PROBLEM TO SOLVE: For the data below, work out how many lines contain the word "this" and supply only that number.

Stored entries:
================================
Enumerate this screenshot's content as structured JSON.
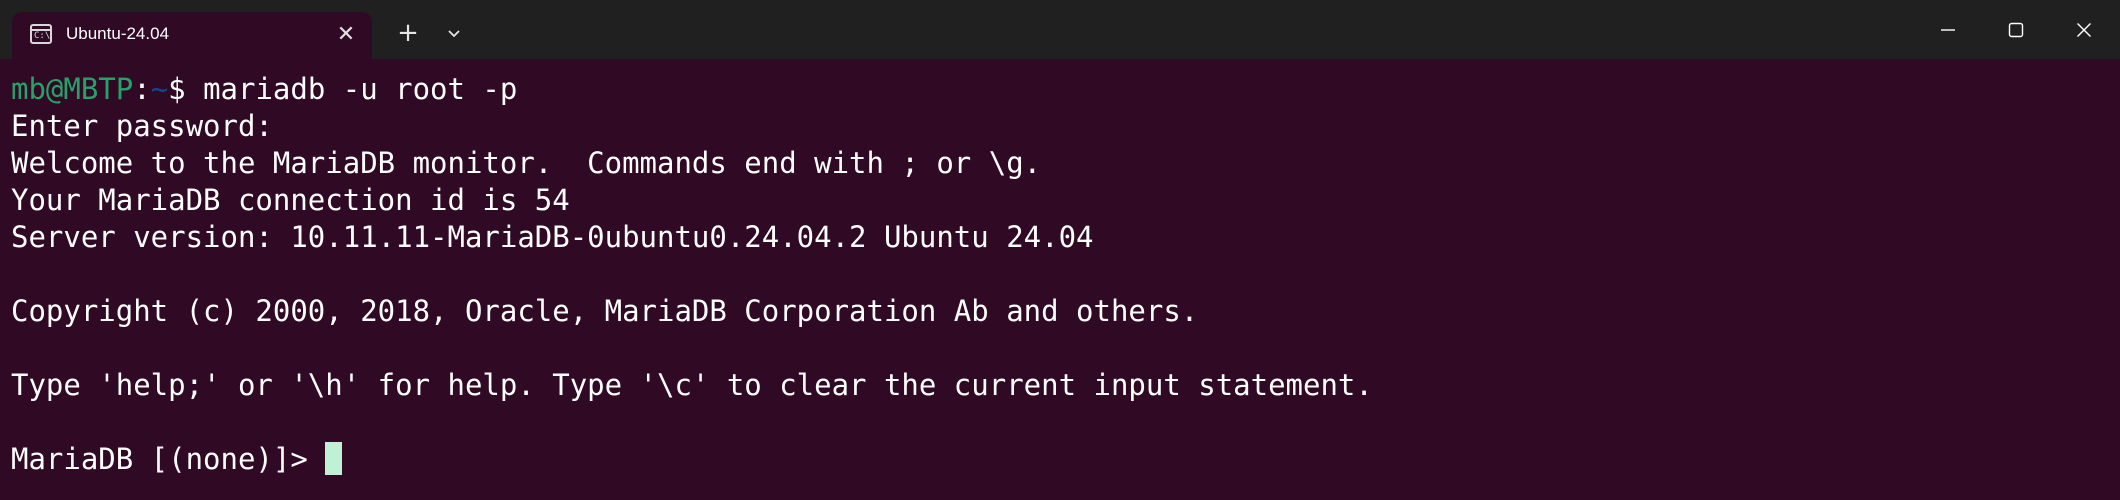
{
  "tab": {
    "title": "Ubuntu-24.04",
    "icon": "terminal-icon",
    "icon_glyph": "C:\\",
    "close_glyph": "✕"
  },
  "toolbar": {
    "new_tab_glyph": "+",
    "dropdown_icon": "chevron-down-icon"
  },
  "window_controls": {
    "minimize_icon": "minimize-icon",
    "maximize_icon": "maximize-icon",
    "close_icon": "close-icon"
  },
  "terminal": {
    "prompt": {
      "user_host": "mb@MBTP",
      "separator": ":",
      "path": "~",
      "dollar": "$",
      "command": " mariadb -u root -p"
    },
    "output": [
      "Enter password:",
      "Welcome to the MariaDB monitor.  Commands end with ; or \\g.",
      "Your MariaDB connection id is 54",
      "Server version: 10.11.11-MariaDB-0ubuntu0.24.04.2 Ubuntu 24.04",
      "",
      "Copyright (c) 2000, 2018, Oracle, MariaDB Corporation Ab and others.",
      "",
      "Type 'help;' or '\\h' for help. Type '\\c' to clear the current input statement.",
      ""
    ],
    "mariadb_prompt": "MariaDB [(none)]> "
  },
  "colors": {
    "terminal_bg": "#300a24",
    "titlebar_bg": "#202020",
    "prompt_user": "#26a269",
    "prompt_path": "#12488b",
    "cursor": "#bff2d4"
  }
}
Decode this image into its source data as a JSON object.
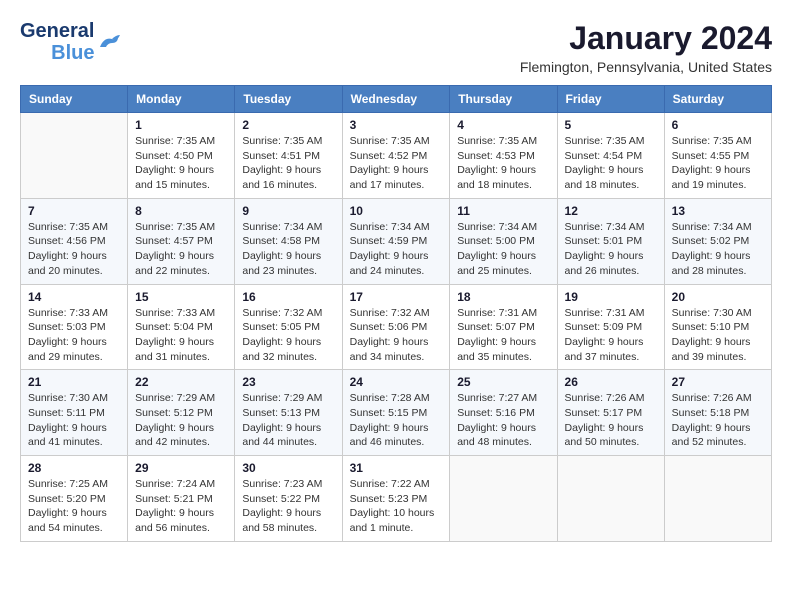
{
  "header": {
    "logo_general": "General",
    "logo_blue": "Blue",
    "month_title": "January 2024",
    "location": "Flemington, Pennsylvania, United States"
  },
  "calendar": {
    "days_of_week": [
      "Sunday",
      "Monday",
      "Tuesday",
      "Wednesday",
      "Thursday",
      "Friday",
      "Saturday"
    ],
    "weeks": [
      [
        {
          "day": "",
          "info": ""
        },
        {
          "day": "1",
          "info": "Sunrise: 7:35 AM\nSunset: 4:50 PM\nDaylight: 9 hours\nand 15 minutes."
        },
        {
          "day": "2",
          "info": "Sunrise: 7:35 AM\nSunset: 4:51 PM\nDaylight: 9 hours\nand 16 minutes."
        },
        {
          "day": "3",
          "info": "Sunrise: 7:35 AM\nSunset: 4:52 PM\nDaylight: 9 hours\nand 17 minutes."
        },
        {
          "day": "4",
          "info": "Sunrise: 7:35 AM\nSunset: 4:53 PM\nDaylight: 9 hours\nand 18 minutes."
        },
        {
          "day": "5",
          "info": "Sunrise: 7:35 AM\nSunset: 4:54 PM\nDaylight: 9 hours\nand 18 minutes."
        },
        {
          "day": "6",
          "info": "Sunrise: 7:35 AM\nSunset: 4:55 PM\nDaylight: 9 hours\nand 19 minutes."
        }
      ],
      [
        {
          "day": "7",
          "info": "Sunrise: 7:35 AM\nSunset: 4:56 PM\nDaylight: 9 hours\nand 20 minutes."
        },
        {
          "day": "8",
          "info": "Sunrise: 7:35 AM\nSunset: 4:57 PM\nDaylight: 9 hours\nand 22 minutes."
        },
        {
          "day": "9",
          "info": "Sunrise: 7:34 AM\nSunset: 4:58 PM\nDaylight: 9 hours\nand 23 minutes."
        },
        {
          "day": "10",
          "info": "Sunrise: 7:34 AM\nSunset: 4:59 PM\nDaylight: 9 hours\nand 24 minutes."
        },
        {
          "day": "11",
          "info": "Sunrise: 7:34 AM\nSunset: 5:00 PM\nDaylight: 9 hours\nand 25 minutes."
        },
        {
          "day": "12",
          "info": "Sunrise: 7:34 AM\nSunset: 5:01 PM\nDaylight: 9 hours\nand 26 minutes."
        },
        {
          "day": "13",
          "info": "Sunrise: 7:34 AM\nSunset: 5:02 PM\nDaylight: 9 hours\nand 28 minutes."
        }
      ],
      [
        {
          "day": "14",
          "info": "Sunrise: 7:33 AM\nSunset: 5:03 PM\nDaylight: 9 hours\nand 29 minutes."
        },
        {
          "day": "15",
          "info": "Sunrise: 7:33 AM\nSunset: 5:04 PM\nDaylight: 9 hours\nand 31 minutes."
        },
        {
          "day": "16",
          "info": "Sunrise: 7:32 AM\nSunset: 5:05 PM\nDaylight: 9 hours\nand 32 minutes."
        },
        {
          "day": "17",
          "info": "Sunrise: 7:32 AM\nSunset: 5:06 PM\nDaylight: 9 hours\nand 34 minutes."
        },
        {
          "day": "18",
          "info": "Sunrise: 7:31 AM\nSunset: 5:07 PM\nDaylight: 9 hours\nand 35 minutes."
        },
        {
          "day": "19",
          "info": "Sunrise: 7:31 AM\nSunset: 5:09 PM\nDaylight: 9 hours\nand 37 minutes."
        },
        {
          "day": "20",
          "info": "Sunrise: 7:30 AM\nSunset: 5:10 PM\nDaylight: 9 hours\nand 39 minutes."
        }
      ],
      [
        {
          "day": "21",
          "info": "Sunrise: 7:30 AM\nSunset: 5:11 PM\nDaylight: 9 hours\nand 41 minutes."
        },
        {
          "day": "22",
          "info": "Sunrise: 7:29 AM\nSunset: 5:12 PM\nDaylight: 9 hours\nand 42 minutes."
        },
        {
          "day": "23",
          "info": "Sunrise: 7:29 AM\nSunset: 5:13 PM\nDaylight: 9 hours\nand 44 minutes."
        },
        {
          "day": "24",
          "info": "Sunrise: 7:28 AM\nSunset: 5:15 PM\nDaylight: 9 hours\nand 46 minutes."
        },
        {
          "day": "25",
          "info": "Sunrise: 7:27 AM\nSunset: 5:16 PM\nDaylight: 9 hours\nand 48 minutes."
        },
        {
          "day": "26",
          "info": "Sunrise: 7:26 AM\nSunset: 5:17 PM\nDaylight: 9 hours\nand 50 minutes."
        },
        {
          "day": "27",
          "info": "Sunrise: 7:26 AM\nSunset: 5:18 PM\nDaylight: 9 hours\nand 52 minutes."
        }
      ],
      [
        {
          "day": "28",
          "info": "Sunrise: 7:25 AM\nSunset: 5:20 PM\nDaylight: 9 hours\nand 54 minutes."
        },
        {
          "day": "29",
          "info": "Sunrise: 7:24 AM\nSunset: 5:21 PM\nDaylight: 9 hours\nand 56 minutes."
        },
        {
          "day": "30",
          "info": "Sunrise: 7:23 AM\nSunset: 5:22 PM\nDaylight: 9 hours\nand 58 minutes."
        },
        {
          "day": "31",
          "info": "Sunrise: 7:22 AM\nSunset: 5:23 PM\nDaylight: 10 hours\nand 1 minute."
        },
        {
          "day": "",
          "info": ""
        },
        {
          "day": "",
          "info": ""
        },
        {
          "day": "",
          "info": ""
        }
      ]
    ]
  }
}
================================
EXERCISE RESULT: 2